**PROBLEM TO SOLVE:** For each line that holds "structured", copy the line out.

**RECORDS PROVIDED:**
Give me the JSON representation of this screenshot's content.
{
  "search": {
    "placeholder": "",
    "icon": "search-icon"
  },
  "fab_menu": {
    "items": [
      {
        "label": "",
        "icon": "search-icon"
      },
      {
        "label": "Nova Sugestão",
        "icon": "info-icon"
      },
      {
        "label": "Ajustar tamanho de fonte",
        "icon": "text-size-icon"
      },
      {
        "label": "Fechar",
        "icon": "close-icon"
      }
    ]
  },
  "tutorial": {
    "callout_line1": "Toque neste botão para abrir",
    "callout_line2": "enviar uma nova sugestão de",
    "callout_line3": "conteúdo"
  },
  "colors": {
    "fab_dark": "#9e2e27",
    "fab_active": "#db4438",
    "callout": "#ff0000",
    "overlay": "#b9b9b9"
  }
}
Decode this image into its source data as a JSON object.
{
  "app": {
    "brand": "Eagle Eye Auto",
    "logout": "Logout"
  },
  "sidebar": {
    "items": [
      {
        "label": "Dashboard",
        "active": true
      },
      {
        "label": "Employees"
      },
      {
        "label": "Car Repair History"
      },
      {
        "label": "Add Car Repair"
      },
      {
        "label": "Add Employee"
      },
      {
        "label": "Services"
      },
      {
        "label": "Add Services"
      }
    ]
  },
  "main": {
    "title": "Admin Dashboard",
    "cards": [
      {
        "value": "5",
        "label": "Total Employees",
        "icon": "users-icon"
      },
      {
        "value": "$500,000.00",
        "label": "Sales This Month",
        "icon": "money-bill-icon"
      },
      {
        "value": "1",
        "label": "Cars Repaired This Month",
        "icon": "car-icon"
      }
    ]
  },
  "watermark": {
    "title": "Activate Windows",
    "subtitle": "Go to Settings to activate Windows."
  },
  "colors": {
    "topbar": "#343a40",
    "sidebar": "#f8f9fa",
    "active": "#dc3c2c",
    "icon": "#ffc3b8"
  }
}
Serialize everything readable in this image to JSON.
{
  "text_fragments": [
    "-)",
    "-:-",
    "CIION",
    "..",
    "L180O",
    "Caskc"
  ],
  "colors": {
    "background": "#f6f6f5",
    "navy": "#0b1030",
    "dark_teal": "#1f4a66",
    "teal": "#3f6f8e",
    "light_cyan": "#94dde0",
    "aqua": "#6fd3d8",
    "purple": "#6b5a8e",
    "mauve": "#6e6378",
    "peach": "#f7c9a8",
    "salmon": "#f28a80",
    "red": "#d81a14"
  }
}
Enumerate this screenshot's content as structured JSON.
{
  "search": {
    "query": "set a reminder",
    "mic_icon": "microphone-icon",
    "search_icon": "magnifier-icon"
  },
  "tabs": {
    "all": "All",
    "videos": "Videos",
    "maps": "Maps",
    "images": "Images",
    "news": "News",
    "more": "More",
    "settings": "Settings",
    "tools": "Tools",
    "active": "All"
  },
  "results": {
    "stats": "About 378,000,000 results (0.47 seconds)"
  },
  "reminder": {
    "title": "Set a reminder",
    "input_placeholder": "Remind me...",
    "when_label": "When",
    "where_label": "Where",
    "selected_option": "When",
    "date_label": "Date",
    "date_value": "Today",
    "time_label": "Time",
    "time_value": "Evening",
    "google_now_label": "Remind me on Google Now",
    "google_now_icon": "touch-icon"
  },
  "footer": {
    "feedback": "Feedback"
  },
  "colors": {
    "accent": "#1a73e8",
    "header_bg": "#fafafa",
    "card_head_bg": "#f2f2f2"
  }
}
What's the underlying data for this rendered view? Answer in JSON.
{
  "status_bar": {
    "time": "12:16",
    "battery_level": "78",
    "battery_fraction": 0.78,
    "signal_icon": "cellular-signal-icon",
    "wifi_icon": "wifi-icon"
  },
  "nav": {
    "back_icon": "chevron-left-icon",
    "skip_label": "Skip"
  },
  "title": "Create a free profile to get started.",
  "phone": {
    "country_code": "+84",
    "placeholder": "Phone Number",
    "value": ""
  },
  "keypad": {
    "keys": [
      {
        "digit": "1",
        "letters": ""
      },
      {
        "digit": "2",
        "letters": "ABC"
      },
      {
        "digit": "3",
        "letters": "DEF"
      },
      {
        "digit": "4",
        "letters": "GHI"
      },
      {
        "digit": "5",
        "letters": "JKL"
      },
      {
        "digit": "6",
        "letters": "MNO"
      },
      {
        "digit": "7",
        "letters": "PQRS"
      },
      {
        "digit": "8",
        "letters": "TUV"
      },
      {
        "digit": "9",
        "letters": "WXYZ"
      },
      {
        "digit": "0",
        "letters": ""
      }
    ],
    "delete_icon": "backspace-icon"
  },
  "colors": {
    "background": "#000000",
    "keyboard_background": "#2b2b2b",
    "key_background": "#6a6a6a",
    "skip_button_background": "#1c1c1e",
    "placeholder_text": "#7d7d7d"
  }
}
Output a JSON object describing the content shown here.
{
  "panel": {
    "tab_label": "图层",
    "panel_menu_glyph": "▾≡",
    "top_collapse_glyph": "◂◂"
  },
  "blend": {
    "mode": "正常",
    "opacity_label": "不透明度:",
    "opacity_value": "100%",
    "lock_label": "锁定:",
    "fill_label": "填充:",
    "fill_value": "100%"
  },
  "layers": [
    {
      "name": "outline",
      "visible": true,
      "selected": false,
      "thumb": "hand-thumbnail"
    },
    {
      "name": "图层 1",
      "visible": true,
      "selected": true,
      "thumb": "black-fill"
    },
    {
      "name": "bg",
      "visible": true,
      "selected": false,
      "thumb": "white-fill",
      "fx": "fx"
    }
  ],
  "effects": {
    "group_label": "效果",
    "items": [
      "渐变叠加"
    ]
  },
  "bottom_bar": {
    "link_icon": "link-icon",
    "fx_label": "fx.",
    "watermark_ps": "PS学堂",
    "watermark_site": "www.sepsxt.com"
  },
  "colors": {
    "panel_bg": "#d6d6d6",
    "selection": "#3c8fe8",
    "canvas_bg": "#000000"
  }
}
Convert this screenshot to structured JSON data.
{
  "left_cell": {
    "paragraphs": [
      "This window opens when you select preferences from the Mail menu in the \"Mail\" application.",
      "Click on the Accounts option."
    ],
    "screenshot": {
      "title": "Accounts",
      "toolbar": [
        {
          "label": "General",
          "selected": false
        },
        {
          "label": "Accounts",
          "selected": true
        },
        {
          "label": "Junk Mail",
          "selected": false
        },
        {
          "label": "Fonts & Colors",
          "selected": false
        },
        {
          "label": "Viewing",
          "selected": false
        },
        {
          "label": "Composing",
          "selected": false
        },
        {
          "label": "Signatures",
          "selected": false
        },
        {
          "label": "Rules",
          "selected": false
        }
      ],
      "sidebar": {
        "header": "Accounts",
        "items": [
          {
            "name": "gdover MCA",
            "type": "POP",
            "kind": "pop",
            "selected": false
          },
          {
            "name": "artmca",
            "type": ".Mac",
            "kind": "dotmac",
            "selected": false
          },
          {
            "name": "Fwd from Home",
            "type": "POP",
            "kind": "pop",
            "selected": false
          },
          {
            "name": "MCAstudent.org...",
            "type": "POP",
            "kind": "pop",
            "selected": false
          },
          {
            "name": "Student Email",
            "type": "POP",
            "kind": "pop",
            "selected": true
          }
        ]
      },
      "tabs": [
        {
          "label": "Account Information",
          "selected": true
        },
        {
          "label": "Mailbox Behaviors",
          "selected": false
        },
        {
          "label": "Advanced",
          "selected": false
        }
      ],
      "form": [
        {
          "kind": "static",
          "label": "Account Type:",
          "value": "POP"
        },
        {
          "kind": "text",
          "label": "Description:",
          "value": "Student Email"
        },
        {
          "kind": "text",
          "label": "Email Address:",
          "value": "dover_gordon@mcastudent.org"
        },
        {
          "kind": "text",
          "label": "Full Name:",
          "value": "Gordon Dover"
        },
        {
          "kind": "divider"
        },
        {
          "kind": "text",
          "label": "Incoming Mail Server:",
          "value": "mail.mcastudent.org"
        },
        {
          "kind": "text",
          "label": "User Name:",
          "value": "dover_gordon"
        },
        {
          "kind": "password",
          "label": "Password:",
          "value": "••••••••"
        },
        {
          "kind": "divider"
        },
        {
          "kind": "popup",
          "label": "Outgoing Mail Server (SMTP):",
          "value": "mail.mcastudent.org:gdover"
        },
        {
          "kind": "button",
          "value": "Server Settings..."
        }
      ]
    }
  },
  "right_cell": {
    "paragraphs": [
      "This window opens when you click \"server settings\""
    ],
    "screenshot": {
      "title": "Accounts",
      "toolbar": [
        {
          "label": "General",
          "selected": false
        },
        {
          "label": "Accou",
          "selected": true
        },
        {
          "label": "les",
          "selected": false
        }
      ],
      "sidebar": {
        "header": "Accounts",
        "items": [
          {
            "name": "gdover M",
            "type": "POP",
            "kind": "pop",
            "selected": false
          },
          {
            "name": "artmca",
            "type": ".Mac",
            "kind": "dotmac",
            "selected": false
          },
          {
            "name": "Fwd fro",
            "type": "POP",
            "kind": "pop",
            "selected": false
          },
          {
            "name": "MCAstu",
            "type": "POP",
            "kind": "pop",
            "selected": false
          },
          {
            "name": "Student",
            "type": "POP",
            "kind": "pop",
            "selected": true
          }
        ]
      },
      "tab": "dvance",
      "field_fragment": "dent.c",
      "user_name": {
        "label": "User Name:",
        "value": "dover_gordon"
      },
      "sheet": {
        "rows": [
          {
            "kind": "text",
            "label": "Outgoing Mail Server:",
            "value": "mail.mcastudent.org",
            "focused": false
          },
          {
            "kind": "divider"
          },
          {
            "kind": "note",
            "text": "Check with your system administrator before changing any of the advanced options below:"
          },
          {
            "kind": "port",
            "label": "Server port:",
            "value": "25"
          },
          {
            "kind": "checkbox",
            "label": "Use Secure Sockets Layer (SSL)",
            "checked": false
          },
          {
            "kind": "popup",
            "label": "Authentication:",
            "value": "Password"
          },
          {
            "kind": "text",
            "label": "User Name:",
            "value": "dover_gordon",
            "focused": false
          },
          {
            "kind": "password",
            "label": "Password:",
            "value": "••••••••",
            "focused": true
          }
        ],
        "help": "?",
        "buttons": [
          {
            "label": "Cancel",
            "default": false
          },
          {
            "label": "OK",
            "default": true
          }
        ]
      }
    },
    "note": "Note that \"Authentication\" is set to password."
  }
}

**EXERCISE ANSWER:**
Enumerate this screenshot's content as structured JSON.
Convert this screenshot to structured JSON data.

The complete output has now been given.